[start Given information]
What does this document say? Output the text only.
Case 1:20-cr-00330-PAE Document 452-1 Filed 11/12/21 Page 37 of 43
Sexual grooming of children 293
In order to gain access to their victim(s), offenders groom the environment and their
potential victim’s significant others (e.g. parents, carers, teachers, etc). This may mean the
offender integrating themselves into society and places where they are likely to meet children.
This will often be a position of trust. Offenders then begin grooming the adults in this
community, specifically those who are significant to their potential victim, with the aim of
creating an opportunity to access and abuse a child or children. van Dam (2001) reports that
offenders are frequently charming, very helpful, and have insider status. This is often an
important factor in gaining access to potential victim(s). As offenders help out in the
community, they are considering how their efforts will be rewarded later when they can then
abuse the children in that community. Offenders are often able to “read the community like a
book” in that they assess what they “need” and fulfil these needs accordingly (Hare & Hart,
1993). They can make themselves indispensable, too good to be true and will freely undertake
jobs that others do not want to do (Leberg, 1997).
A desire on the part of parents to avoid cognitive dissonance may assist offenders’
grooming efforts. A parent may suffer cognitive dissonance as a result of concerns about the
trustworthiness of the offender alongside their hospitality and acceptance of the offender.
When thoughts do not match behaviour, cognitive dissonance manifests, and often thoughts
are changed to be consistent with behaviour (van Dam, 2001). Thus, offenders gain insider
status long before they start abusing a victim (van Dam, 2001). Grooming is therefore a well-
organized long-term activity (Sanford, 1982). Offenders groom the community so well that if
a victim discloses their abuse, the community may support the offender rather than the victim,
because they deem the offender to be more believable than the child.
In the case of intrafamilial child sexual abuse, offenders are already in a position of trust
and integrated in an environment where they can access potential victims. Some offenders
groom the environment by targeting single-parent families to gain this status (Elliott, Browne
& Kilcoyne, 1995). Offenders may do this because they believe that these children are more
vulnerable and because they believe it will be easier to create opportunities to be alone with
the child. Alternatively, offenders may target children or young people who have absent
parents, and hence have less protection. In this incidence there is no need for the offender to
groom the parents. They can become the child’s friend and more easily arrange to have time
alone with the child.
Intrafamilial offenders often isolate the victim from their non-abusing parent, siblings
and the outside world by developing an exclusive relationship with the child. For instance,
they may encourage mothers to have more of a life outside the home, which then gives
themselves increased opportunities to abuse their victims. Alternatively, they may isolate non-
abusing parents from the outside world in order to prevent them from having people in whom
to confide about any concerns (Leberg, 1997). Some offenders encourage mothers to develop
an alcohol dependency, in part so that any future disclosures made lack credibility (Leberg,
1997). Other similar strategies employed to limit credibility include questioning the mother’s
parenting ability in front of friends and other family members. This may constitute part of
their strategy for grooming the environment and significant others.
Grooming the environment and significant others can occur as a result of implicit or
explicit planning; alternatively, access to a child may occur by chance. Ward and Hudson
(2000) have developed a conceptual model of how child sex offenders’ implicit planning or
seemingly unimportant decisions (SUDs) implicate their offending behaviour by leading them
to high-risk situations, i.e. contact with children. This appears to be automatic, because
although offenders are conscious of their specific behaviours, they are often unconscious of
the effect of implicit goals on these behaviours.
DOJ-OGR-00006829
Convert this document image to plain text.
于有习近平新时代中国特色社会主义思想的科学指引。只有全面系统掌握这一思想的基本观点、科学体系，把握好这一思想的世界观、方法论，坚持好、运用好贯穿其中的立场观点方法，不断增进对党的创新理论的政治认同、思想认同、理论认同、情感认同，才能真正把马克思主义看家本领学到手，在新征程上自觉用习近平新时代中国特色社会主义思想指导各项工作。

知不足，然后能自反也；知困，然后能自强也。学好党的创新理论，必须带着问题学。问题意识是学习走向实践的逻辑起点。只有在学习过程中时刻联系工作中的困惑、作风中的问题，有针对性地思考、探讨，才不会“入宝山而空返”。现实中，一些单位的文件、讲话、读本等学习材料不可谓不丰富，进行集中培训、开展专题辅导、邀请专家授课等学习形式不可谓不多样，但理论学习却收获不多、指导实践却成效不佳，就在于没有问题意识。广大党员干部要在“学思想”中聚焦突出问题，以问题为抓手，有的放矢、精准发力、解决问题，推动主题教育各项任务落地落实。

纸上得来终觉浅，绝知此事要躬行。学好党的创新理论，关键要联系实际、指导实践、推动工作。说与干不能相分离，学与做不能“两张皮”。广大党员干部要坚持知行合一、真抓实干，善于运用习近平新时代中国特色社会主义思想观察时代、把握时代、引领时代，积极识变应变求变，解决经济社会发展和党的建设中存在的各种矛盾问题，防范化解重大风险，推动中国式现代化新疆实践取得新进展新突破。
[end Given information]
(Requirements): Repeat all the entries exactly as given.

(Full response):
What does this document say? Output the text only.
Case 1:20-cr-00330-PAE Document 452-1 Filed 11/12/21 Page 37 of 43
Sexual grooming of children 293
In order to gain access to their victim(s), offenders groom the environment and their
potential victim’s significant others (e.g. parents, carers, teachers, etc). This may mean the
offender integrating themselves into society and places where they are likely to meet children.
This will often be a position of trust. Offenders then begin grooming the adults in this
community, specifically those who are significant to their potential victim, with the aim of
creating an opportunity to access and abuse a child or children. van Dam (2001) reports that
offenders are frequently charming, very helpful, and have insider status. This is often an
important factor in gaining access to potential victim(s). As offenders help out in the
community, they are considering how their efforts will be rewarded later when they can then
abuse the children in that community. Offenders are often able to “read the community like a
book” in that they assess what they “need” and fulfil these needs accordingly (Hare & Hart,
1993). They can make themselves indispensable, too good to be true and will freely undertake
jobs that others do not want to do (Leberg, 1997).
A desire on the part of parents to avoid cognitive dissonance may assist offenders’
grooming efforts. A parent may suffer cognitive dissonance as a result of concerns about the
trustworthiness of the offender alongside their hospitality and acceptance of the offender.
When thoughts do not match behaviour, cognitive dissonance manifests, and often thoughts
are changed to be consistent with behaviour (van Dam, 2001). Thus, offenders gain insider
status long before they start abusing a victim (van Dam, 2001). Grooming is therefore a well-
organized long-term activity (Sanford, 1982). Offenders groom the community so well that if
a victim discloses their abuse, the community may support the offender rather than the victim,
because they deem the offender to be more believable than the child.
In the case of intrafamilial child sexual abuse, offenders are already in a position of trust
and integrated in an environment where they can access potential victims. Some offenders
groom the environment by targeting single-parent families to gain this status (Elliott, Browne
& Kilcoyne, 1995). Offenders may do this because they believe that these children are more
vulnerable and because they believe it will be easier to create opportunities to be alone with
the child. Alternatively, offenders may target children or young people who have absent
parents, and hence have less protection. In this incidence there is no need for the offender to
groom the parents. They can become the child’s friend and more easily arrange to have time
alone with the child.
Intrafamilial offenders often isolate the victim from their non-abusing parent, siblings
and the outside world by developing an exclusive relationship with the child. For instance,
they may encourage mothers to have more of a life outside the home, which then gives
themselves increased opportunities to abuse their victims. Alternatively, they may isolate non-
abusing parents from the outside world in order to prevent them from having people in whom
to confide about any concerns (Leberg, 1997). Some offenders encourage mothers to develop
an alcohol dependency, in part so that any future disclosures made lack credibility (Leberg,
1997). Other similar strategies employed to limit credibility include questioning the mother’s
parenting ability in front of friends and other family members. This may constitute part of
their strategy for grooming the environment and significant others.
Grooming the environment and significant others can occur as a result of implicit or
explicit planning; alternatively, access to a child may occur by chance. Ward and Hudson
(2000) have developed a conceptual model of how child sex offenders’ implicit planning or
seemingly unimportant decisions (SUDs) implicate their offending behaviour by leading them
to high-risk situations, i.e. contact with children. This appears to be automatic, because
although offenders are conscious of their specific behaviours, they are often unconscious of
the effect of implicit goals on these behaviours.
DOJ-OGR-00006829
Convert this document image to plain text.
于有习近平新时代中国特色社会主义思想的科学指引。只有全面系统掌握这一思想的基本观点、科学体系，把握好这一思想的世界观、方法论，坚持好、运用好贯穿其中的立场观点方法，不断增进对党的创新理论的政治认同、思想认同、理论认同、情感认同，才能真正把马克思主义看家本领学到手，在新征程上自觉用习近平新时代中国特色社会主义思想指导各项工作。

知不足，然后能自反也；知困，然后能自强也。学好党的创新理论，必须带着问题学。问题意识是学习走向实践的逻辑起点。只有在学习过程中时刻联系工作中的困惑、作风中的问题，有针对性地思考、探讨，才不会“入宝山而空返”。现实中，一些单位的文件、讲话、读本等学习材料不可谓不丰富，进行集中培训、开展专题辅导、邀请专家授课等学习形式不可谓不多样，但理论学习却收获不多、指导实践却成效不佳，就在于没有问题意识。广大党员干部要在“学思想”中聚焦突出问题，以问题为抓手，有的放矢、精准发力、解决问题，推动主题教育各项任务落地落实。

纸上得来终觉浅，绝知此事要躬行。学好党的创新理论，关键要联系实际、指导实践、推动工作。说与干不能相分离，学与做不能“两张皮”。广大党员干部要坚持知行合一、真抓实干，善于运用习近平新时代中国特色社会主义思想观察时代、把握时代、引领时代，积极识变应变求变，解决经济社会发展和党的建设中存在的各种矛盾问题，防范化解重大风险，推动中国式现代化新疆实践取得新进展新突破。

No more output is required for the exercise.